** DATASET ROWS **
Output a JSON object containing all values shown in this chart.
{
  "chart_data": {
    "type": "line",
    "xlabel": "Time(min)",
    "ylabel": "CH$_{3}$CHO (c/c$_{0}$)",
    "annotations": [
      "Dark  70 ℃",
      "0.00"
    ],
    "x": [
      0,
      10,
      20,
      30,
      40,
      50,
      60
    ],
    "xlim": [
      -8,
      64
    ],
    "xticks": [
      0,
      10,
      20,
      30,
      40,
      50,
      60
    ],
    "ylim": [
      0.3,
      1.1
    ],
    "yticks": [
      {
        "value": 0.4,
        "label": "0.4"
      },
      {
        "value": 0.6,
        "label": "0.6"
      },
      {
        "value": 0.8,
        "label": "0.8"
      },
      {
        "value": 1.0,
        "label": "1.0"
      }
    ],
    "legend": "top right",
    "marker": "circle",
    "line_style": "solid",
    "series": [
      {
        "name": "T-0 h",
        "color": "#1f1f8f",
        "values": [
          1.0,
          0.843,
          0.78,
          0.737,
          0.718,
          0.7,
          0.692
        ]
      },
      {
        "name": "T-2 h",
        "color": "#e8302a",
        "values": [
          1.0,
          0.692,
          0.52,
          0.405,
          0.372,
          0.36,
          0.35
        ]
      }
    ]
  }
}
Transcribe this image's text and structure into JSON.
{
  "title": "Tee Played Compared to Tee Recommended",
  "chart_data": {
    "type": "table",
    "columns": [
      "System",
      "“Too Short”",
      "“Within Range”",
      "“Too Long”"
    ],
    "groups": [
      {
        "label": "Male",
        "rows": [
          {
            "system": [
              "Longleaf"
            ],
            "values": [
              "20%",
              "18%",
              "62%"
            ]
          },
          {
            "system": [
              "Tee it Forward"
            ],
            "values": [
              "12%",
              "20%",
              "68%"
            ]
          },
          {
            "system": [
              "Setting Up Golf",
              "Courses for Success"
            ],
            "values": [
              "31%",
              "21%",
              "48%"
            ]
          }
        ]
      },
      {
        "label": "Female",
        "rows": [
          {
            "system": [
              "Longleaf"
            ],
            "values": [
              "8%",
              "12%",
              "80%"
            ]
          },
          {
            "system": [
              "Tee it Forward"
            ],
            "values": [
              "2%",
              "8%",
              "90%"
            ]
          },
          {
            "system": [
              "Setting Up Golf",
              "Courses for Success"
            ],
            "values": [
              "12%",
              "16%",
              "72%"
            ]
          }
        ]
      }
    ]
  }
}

** PROBLEM TO SOLVE **
Extract each entry in full and write it down exactly.

** FULL SOLUTION **
Output a JSON object containing all values shown in this chart.
{
  "chart_data": {
    "type": "line",
    "xlabel": "Time(min)",
    "ylabel": "CH$_{3}$CHO (c/c$_{0}$)",
    "annotations": [
      "Dark  70 ℃",
      "0.00"
    ],
    "x": [
      0,
      10,
      20,
      30,
      40,
      50,
      60
    ],
    "xlim": [
      -8,
      64
    ],
    "xticks": [
      0,
      10,
      20,
      30,
      40,
      50,
      60
    ],
    "ylim": [
      0.3,
      1.1
    ],
    "yticks": [
      {
        "value": 0.4,
        "label": "0.4"
      },
      {
        "value": 0.6,
        "label": "0.6"
      },
      {
        "value": 0.8,
        "label": "0.8"
      },
      {
        "value": 1.0,
        "label": "1.0"
      }
    ],
    "legend": "top right",
    "marker": "circle",
    "line_style": "solid",
    "series": [
      {
        "name": "T-0 h",
        "color": "#1f1f8f",
        "values": [
          1.0,
          0.843,
          0.78,
          0.737,
          0.718,
          0.7,
          0.692
        ]
      },
      {
        "name": "T-2 h",
        "color": "#e8302a",
        "values": [
          1.0,
          0.692,
          0.52,
          0.405,
          0.372,
          0.36,
          0.35
        ]
      }
    ]
  }
}
Transcribe this image's text and structure into JSON.
{
  "title": "Tee Played Compared to Tee Recommended",
  "chart_data": {
    "type": "table",
    "columns": [
      "System",
      "“Too Short”",
      "“Within Range”",
      "“Too Long”"
    ],
    "groups": [
      {
        "label": "Male",
        "rows": [
          {
            "system": [
              "Longleaf"
            ],
            "values": [
              "20%",
              "18%",
              "62%"
            ]
          },
          {
            "system": [
              "Tee it Forward"
            ],
            "values": [
              "12%",
              "20%",
              "68%"
            ]
          },
          {
            "system": [
              "Setting Up Golf",
              "Courses for Success"
            ],
            "values": [
              "31%",
              "21%",
              "48%"
            ]
          }
        ]
      },
      {
        "label": "Female",
        "rows": [
          {
            "system": [
              "Longleaf"
            ],
            "values": [
              "8%",
              "12%",
              "80%"
            ]
          },
          {
            "system": [
              "Tee it Forward"
            ],
            "values": [
              "2%",
              "8%",
              "90%"
            ]
          },
          {
            "system": [
              "Setting Up Golf",
              "Courses for Success"
            ],
            "values": [
              "12%",
              "16%",
              "72%"
            ]
          }
        ]
      }
    ]
  }
}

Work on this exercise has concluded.